BEGIN Information supplied

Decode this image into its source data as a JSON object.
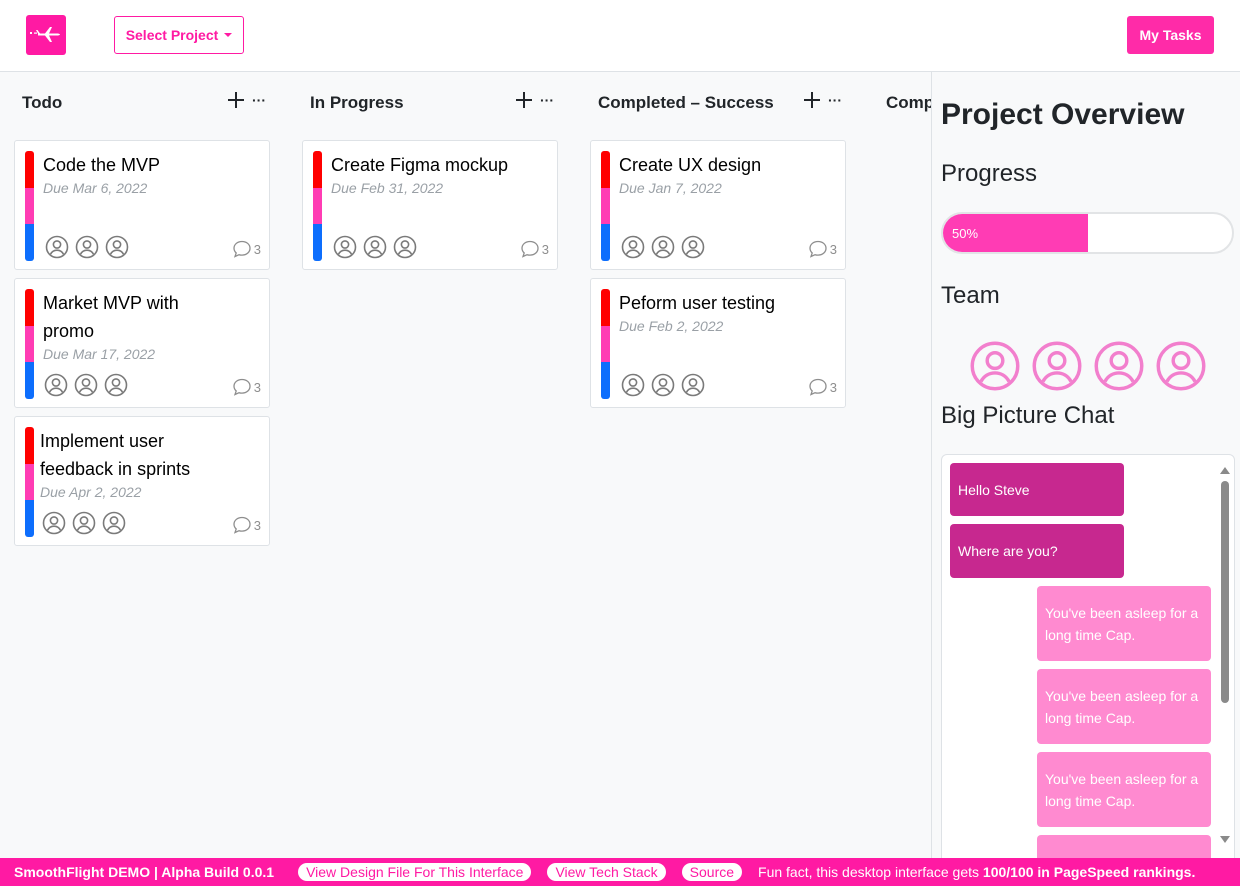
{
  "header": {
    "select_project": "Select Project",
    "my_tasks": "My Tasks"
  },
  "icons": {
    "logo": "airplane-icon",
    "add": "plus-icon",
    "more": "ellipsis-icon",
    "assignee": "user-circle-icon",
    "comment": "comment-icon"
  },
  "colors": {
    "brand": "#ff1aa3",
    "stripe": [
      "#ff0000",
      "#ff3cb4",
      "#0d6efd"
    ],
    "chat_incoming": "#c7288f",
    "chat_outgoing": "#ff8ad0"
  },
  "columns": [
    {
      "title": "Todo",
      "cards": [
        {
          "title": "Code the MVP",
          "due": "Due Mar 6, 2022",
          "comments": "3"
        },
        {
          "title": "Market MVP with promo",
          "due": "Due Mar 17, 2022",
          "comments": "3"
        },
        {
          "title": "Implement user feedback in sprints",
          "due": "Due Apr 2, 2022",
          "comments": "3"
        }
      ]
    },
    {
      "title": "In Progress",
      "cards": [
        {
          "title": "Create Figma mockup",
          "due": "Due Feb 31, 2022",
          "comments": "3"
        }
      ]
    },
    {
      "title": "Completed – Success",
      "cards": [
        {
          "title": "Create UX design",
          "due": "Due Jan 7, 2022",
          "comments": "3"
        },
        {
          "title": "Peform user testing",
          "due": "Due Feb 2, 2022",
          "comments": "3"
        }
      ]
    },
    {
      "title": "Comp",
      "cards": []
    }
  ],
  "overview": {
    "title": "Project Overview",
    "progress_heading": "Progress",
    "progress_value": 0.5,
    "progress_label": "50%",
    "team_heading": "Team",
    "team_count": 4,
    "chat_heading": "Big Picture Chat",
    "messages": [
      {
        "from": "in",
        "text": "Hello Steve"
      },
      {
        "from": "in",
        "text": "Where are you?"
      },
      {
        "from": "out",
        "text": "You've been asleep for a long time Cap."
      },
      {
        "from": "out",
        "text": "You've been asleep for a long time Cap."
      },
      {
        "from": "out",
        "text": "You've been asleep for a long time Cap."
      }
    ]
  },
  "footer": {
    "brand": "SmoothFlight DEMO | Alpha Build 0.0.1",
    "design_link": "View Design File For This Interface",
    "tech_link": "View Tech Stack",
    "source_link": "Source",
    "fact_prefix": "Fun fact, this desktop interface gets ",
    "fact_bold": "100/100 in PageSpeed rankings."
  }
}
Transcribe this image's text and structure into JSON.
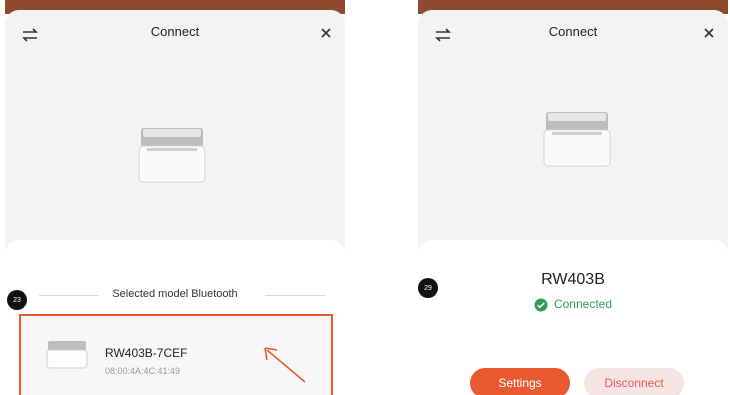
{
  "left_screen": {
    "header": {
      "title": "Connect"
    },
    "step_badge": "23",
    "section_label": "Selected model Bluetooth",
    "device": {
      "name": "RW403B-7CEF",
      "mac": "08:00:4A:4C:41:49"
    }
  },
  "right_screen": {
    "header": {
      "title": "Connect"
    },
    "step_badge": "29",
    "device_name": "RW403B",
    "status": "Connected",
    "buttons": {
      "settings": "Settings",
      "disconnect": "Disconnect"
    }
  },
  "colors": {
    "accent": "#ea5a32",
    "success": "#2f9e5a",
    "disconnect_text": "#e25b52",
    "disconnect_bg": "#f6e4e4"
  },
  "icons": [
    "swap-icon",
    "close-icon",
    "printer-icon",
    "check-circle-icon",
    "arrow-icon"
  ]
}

END Information supplied
BEGIN Information supplied

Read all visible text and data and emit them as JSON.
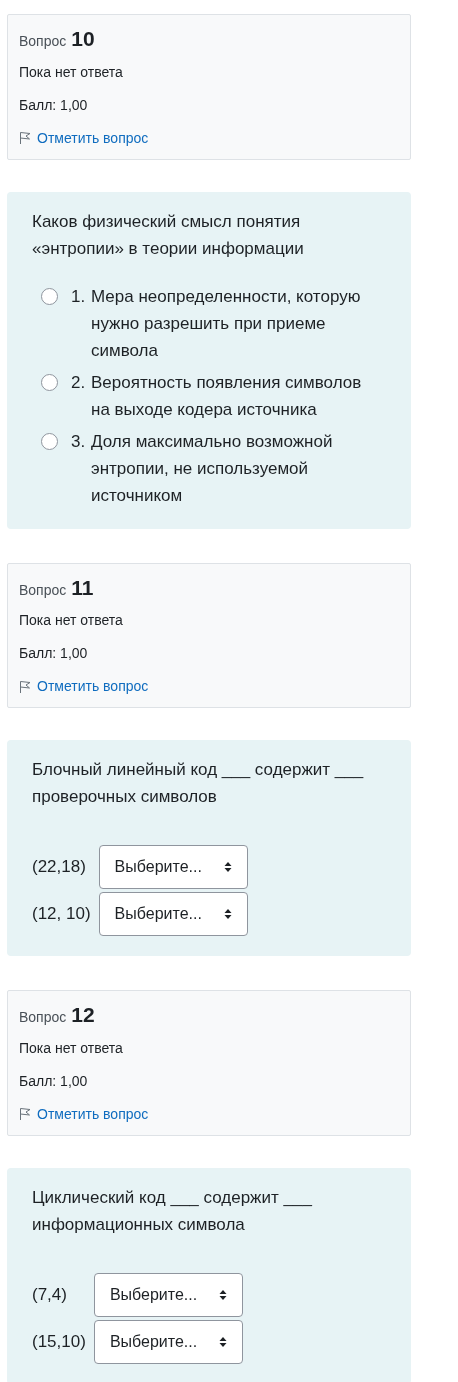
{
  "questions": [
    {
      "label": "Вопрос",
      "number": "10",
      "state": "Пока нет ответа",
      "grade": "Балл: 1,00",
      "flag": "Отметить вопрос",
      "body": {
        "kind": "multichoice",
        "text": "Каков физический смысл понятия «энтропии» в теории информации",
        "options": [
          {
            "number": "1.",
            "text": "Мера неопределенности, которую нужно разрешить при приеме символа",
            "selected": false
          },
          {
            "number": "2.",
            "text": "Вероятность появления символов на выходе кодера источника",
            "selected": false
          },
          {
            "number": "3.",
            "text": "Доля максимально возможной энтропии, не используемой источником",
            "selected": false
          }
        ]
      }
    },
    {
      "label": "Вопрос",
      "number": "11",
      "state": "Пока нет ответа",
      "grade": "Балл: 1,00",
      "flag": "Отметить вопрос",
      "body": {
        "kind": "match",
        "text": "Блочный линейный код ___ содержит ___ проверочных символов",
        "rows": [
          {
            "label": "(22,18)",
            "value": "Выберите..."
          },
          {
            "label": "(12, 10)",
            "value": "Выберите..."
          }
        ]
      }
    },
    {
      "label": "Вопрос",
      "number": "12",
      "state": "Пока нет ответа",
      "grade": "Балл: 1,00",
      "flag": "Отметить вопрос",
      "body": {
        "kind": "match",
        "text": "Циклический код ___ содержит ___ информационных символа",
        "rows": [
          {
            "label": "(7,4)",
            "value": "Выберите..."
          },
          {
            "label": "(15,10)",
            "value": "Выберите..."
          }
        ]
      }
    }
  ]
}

END Information supplied

Exercise goal:
Scan the records above for the string "символа", then report every line that contains it.

Response below:
            "text": "Мера неопределенности, которую нужно разрешить при приеме символа",
        "text": "Циклический код ___ содержит ___ информационных символа",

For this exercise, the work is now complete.